:: Directive ::
Extract, from the listing that follows, each line containing the word "rows".

[Data tied to figure images]

_ _ _ _ _

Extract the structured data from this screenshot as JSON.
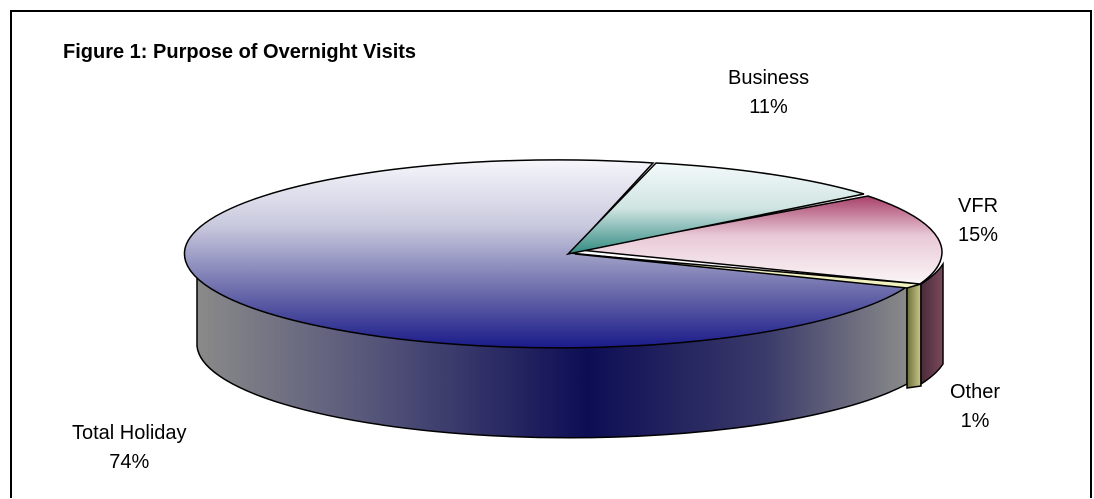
{
  "chart_data": {
    "type": "pie",
    "title": "Figure 1: Purpose of Overnight Visits",
    "slices": [
      {
        "label": "Total Holiday",
        "value": 74,
        "display": "74%"
      },
      {
        "label": "Business",
        "value": 11,
        "display": "11%"
      },
      {
        "label": "VFR",
        "value": 15,
        "display": "15%"
      },
      {
        "label": "Other",
        "value": 1,
        "display": "1%"
      }
    ],
    "style": "3d-exploded",
    "legend": "none"
  }
}
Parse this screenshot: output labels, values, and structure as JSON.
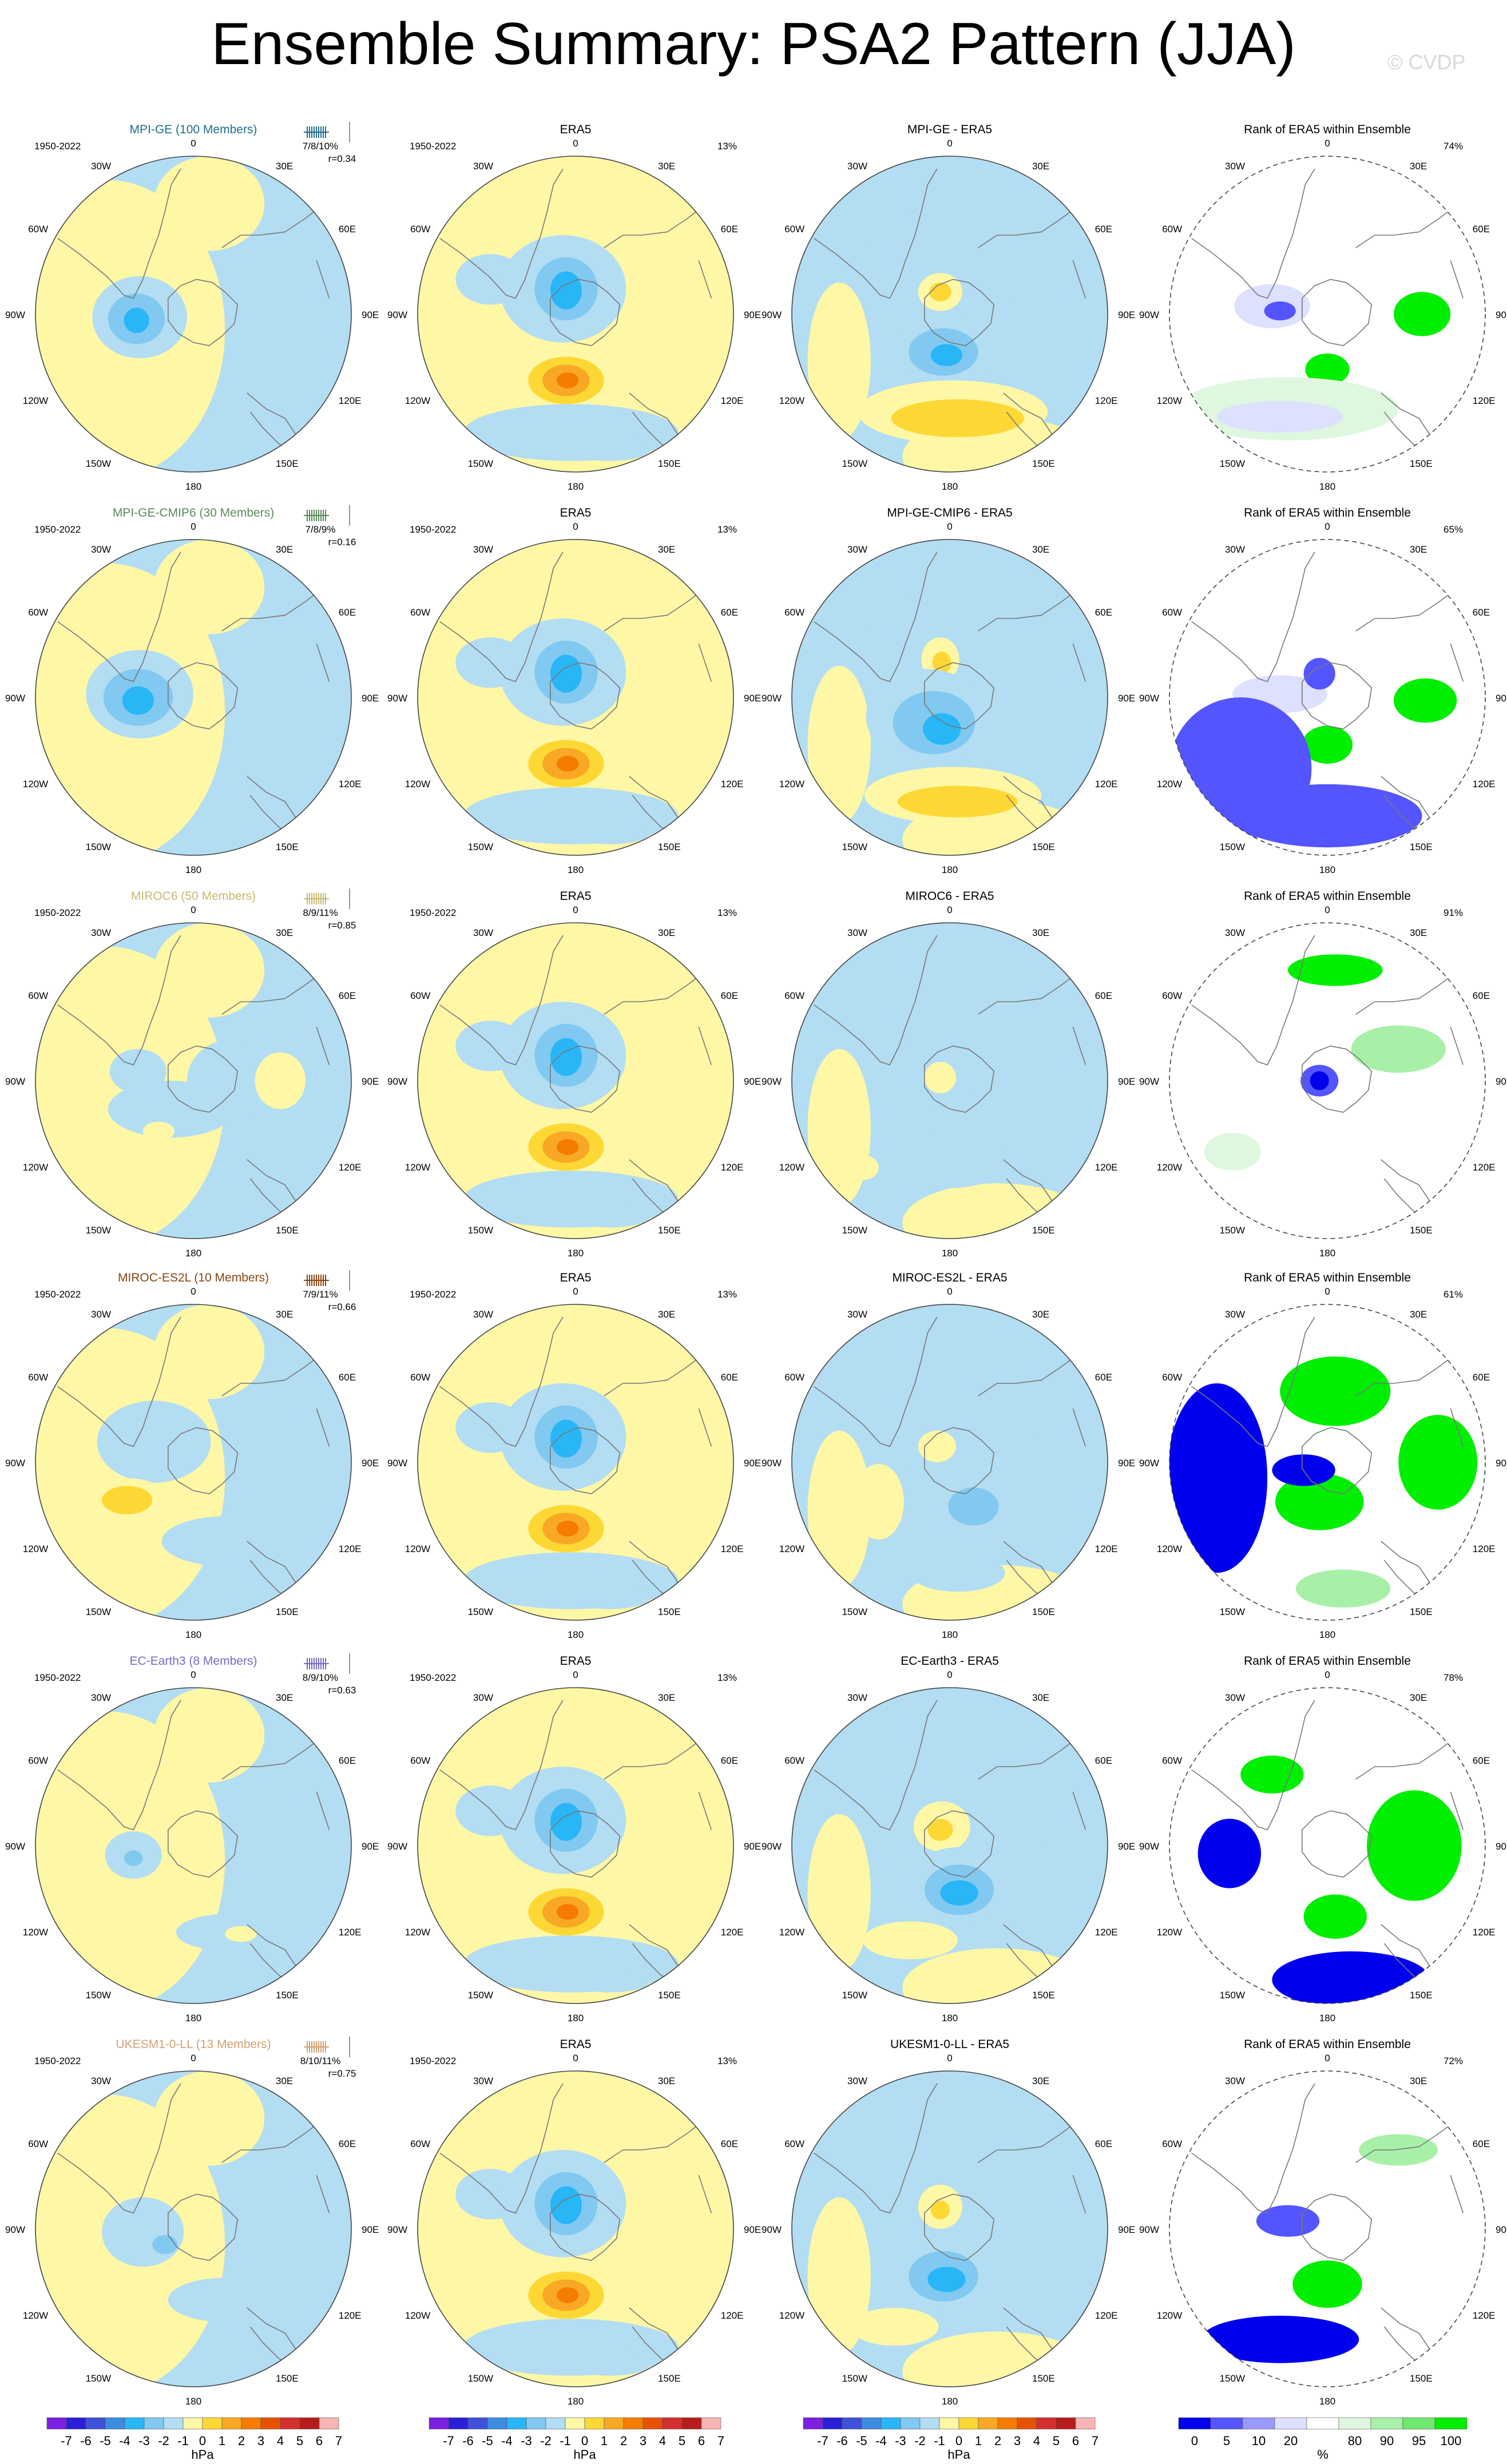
{
  "title": "Ensemble Summary: PSA2 Pattern (JJA)",
  "watermark": "© CVDP",
  "colors": {
    "positive": [
      "#fef7a6",
      "#fdd835",
      "#f9a825",
      "#f57c00",
      "#e65100",
      "#d32f2f",
      "#b71c1c",
      "#f8b4b4"
    ],
    "negative": [
      "#b3ddf2",
      "#81c9f0",
      "#29b6f6",
      "#3d8ce0",
      "#3f51d9",
      "#2a1fd6",
      "#7b1fe0"
    ],
    "rank": [
      "#0000ee",
      "#5555ff",
      "#9999ff",
      "#dde0ff",
      "#ffffff",
      "#dff7df",
      "#a8f0a8",
      "#6fe86f",
      "#00ee00"
    ],
    "coast": "#777777",
    "rim": "#444444"
  },
  "row_meta": {
    "period": "1950-2022",
    "obs_title": "ERA5",
    "obs_pct": "13%",
    "rank_title": "Rank of ERA5 within Ensemble"
  },
  "rows": [
    {
      "model": "MPI-GE (100 Members)",
      "model_color": "#1f6e8c",
      "stats": "7/8/10%",
      "corr": "r=0.34",
      "diff": "MPI-GE - ERA5",
      "rank_pct": "74%"
    },
    {
      "model": "MPI-GE-CMIP6 (30 Members)",
      "model_color": "#5a8a5a",
      "stats": "7/8/9%",
      "corr": "r=0.16",
      "diff": "MPI-GE-CMIP6 - ERA5",
      "rank_pct": "65%"
    },
    {
      "model": "MIROC6 (50 Members)",
      "model_color": "#c9b873",
      "stats": "8/9/11%",
      "corr": "r=0.85",
      "diff": "MIROC6 - ERA5",
      "rank_pct": "91%"
    },
    {
      "model": "MIROC-ES2L (10 Members)",
      "model_color": "#8b4513",
      "stats": "7/9/11%",
      "corr": "r=0.66",
      "diff": "MIROC-ES2L - ERA5",
      "rank_pct": "61%"
    },
    {
      "model": "EC-Earth3 (8 Members)",
      "model_color": "#7b68c8",
      "stats": "8/9/10%",
      "corr": "r=0.63",
      "diff": "EC-Earth3 - ERA5",
      "rank_pct": "78%"
    },
    {
      "model": "UKESM1-0-LL (13 Members)",
      "model_color": "#d2a074",
      "stats": "8/10/11%",
      "corr": "r=0.75",
      "diff": "UKESM1-0-LL - ERA5",
      "rank_pct": "72%"
    }
  ],
  "map_labels": [
    "0",
    "30E",
    "60E",
    "90E",
    "120E",
    "150E",
    "180",
    "150W",
    "120W",
    "90W",
    "60W",
    "30W"
  ],
  "colorbar": {
    "hpa_ticks": [
      "-7",
      "-6",
      "-5",
      "-4",
      "-3",
      "-2",
      "-1",
      "0",
      "1",
      "2",
      "3",
      "4",
      "5",
      "6",
      "7"
    ],
    "hpa_units": "hPa",
    "rank_ticks": [
      "0",
      "5",
      "10",
      "20",
      "80",
      "90",
      "95",
      "100"
    ],
    "rank_units": "%"
  },
  "chart_data": {
    "type": "heatmap",
    "title": "Ensemble Summary: PSA2 Pattern (JJA)",
    "layout": "6 rows x 4 columns of south polar stereographic maps",
    "columns": [
      "model ensemble mean pattern",
      "ERA5",
      "model minus ERA5",
      "Rank of ERA5 within Ensemble"
    ],
    "units": {
      "pattern": "hPa",
      "rank": "%"
    },
    "contour_levels_hPa": [
      -7,
      -6,
      -5,
      -4,
      -3,
      -2,
      -1,
      0,
      1,
      2,
      3,
      4,
      5,
      6,
      7
    ],
    "rank_levels_pct": [
      0,
      5,
      10,
      20,
      80,
      90,
      95,
      100
    ],
    "period": "1950-2022",
    "obs_explained_variance_pct": 13,
    "models": [
      {
        "name": "MPI-GE",
        "members": 100,
        "explained_variance_pct": [
          7,
          8,
          10
        ],
        "pattern_corr": 0.34,
        "rank_pct": 74
      },
      {
        "name": "MPI-GE-CMIP6",
        "members": 30,
        "explained_variance_pct": [
          7,
          8,
          9
        ],
        "pattern_corr": 0.16,
        "rank_pct": 65
      },
      {
        "name": "MIROC6",
        "members": 50,
        "explained_variance_pct": [
          8,
          9,
          11
        ],
        "pattern_corr": 0.85,
        "rank_pct": 91
      },
      {
        "name": "MIROC-ES2L",
        "members": 10,
        "explained_variance_pct": [
          7,
          9,
          11
        ],
        "pattern_corr": 0.66,
        "rank_pct": 61
      },
      {
        "name": "EC-Earth3",
        "members": 8,
        "explained_variance_pct": [
          8,
          9,
          10
        ],
        "pattern_corr": 0.63,
        "rank_pct": 78
      },
      {
        "name": "UKESM1-0-LL",
        "members": 13,
        "explained_variance_pct": [
          8,
          10,
          11
        ],
        "pattern_corr": 0.75,
        "rank_pct": 72
      }
    ]
  }
}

_ _ _ _ _

:: Exercise result ::
  "rows": [
    "layout": "6 rows x 4 columns of south polar stereographic maps",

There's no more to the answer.